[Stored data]
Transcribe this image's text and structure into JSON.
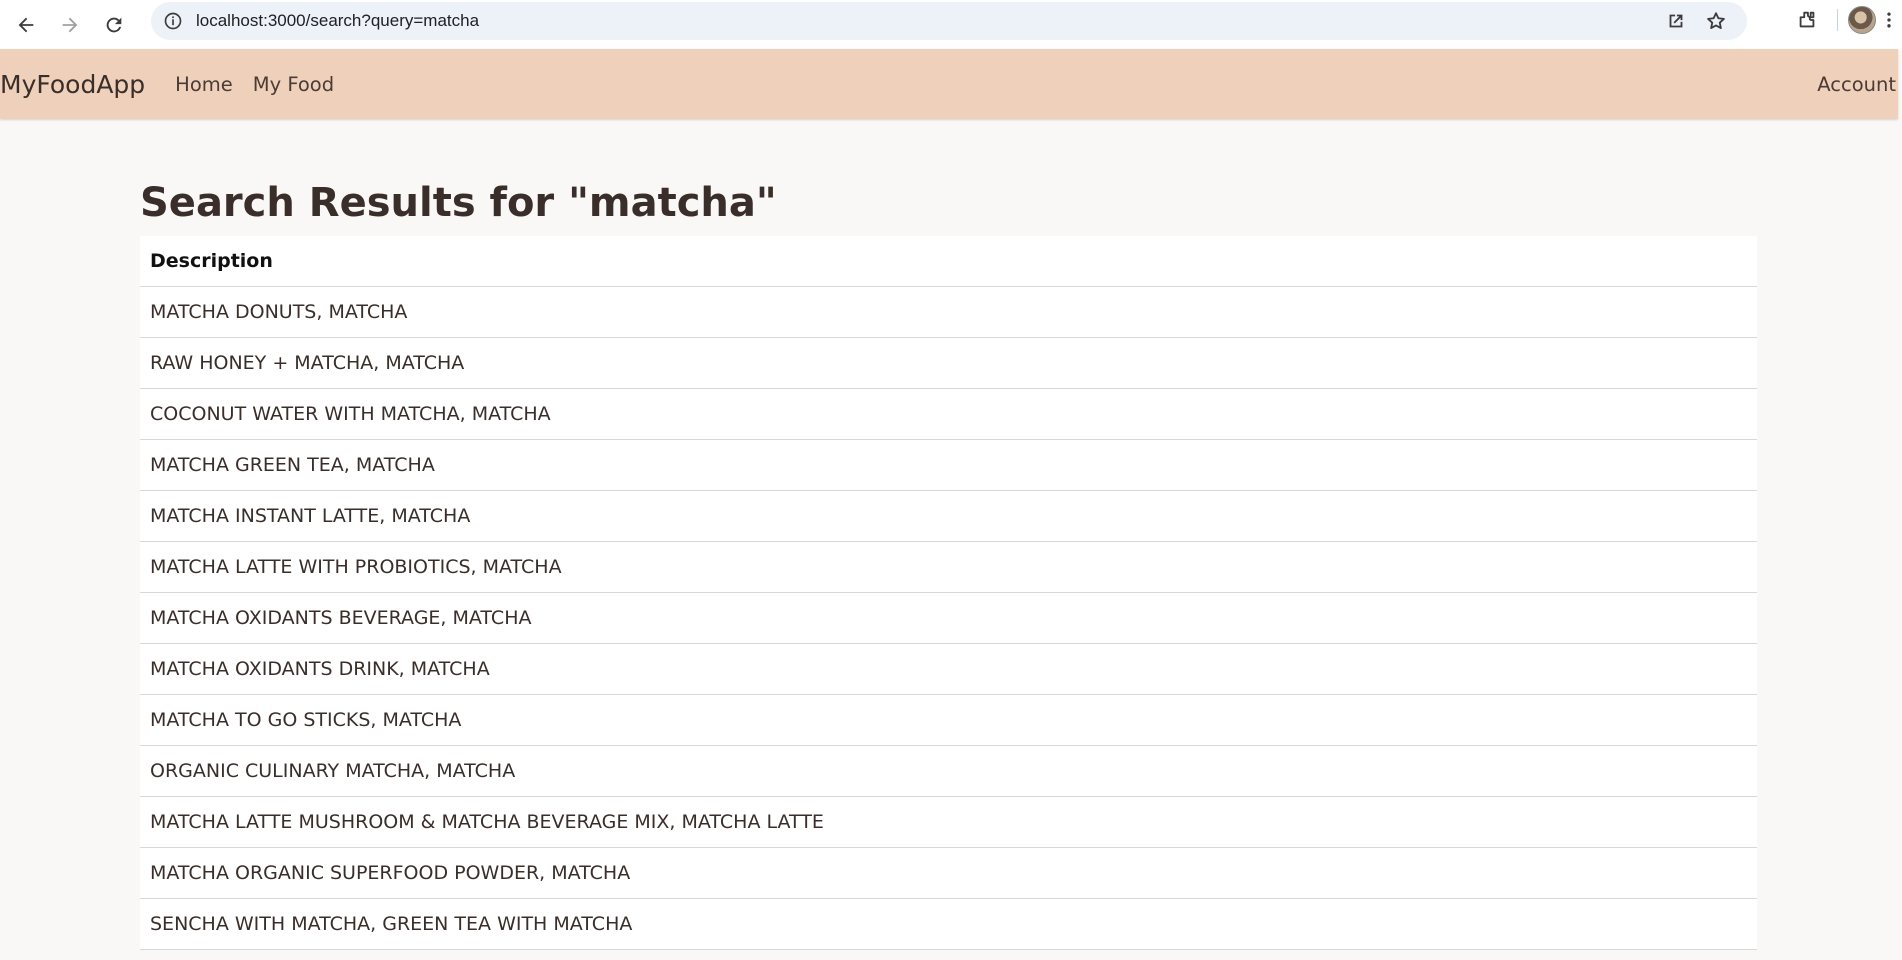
{
  "browser": {
    "url": "localhost:3000/search?query=matcha",
    "icons": [
      "back-icon",
      "forward-icon",
      "reload-icon",
      "info-icon",
      "open-in-new-icon",
      "star-icon",
      "extensions-icon",
      "profile-avatar",
      "more-menu-icon"
    ]
  },
  "navbar": {
    "brand": "MyFoodApp",
    "links": [
      "Home",
      "My Food"
    ],
    "account": "Account",
    "background": "#efd0bb"
  },
  "page": {
    "title": "Search Results for \"matcha\""
  },
  "table": {
    "headers": [
      "Description"
    ],
    "rows": [
      "MATCHA DONUTS, MATCHA",
      "RAW HONEY + MATCHA, MATCHA",
      "COCONUT WATER WITH MATCHA, MATCHA",
      "MATCHA GREEN TEA, MATCHA",
      "MATCHA INSTANT LATTE, MATCHA",
      "MATCHA LATTE WITH PROBIOTICS, MATCHA",
      "MATCHA OXIDANTS BEVERAGE, MATCHA",
      "MATCHA OXIDANTS DRINK, MATCHA",
      "MATCHA TO GO STICKS, MATCHA",
      "ORGANIC CULINARY MATCHA, MATCHA",
      "MATCHA LATTE MUSHROOM & MATCHA BEVERAGE MIX, MATCHA LATTE",
      "MATCHA ORGANIC SUPERFOOD POWDER, MATCHA",
      "SENCHA WITH MATCHA, GREEN TEA WITH MATCHA"
    ]
  }
}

- **Written problem**
Which lines hold the word "ORGANIC"? Copy all of them.

- **Correct output**
      "ORGANIC CULINARY MATCHA, MATCHA",
      "MATCHA ORGANIC SUPERFOOD POWDER, MATCHA",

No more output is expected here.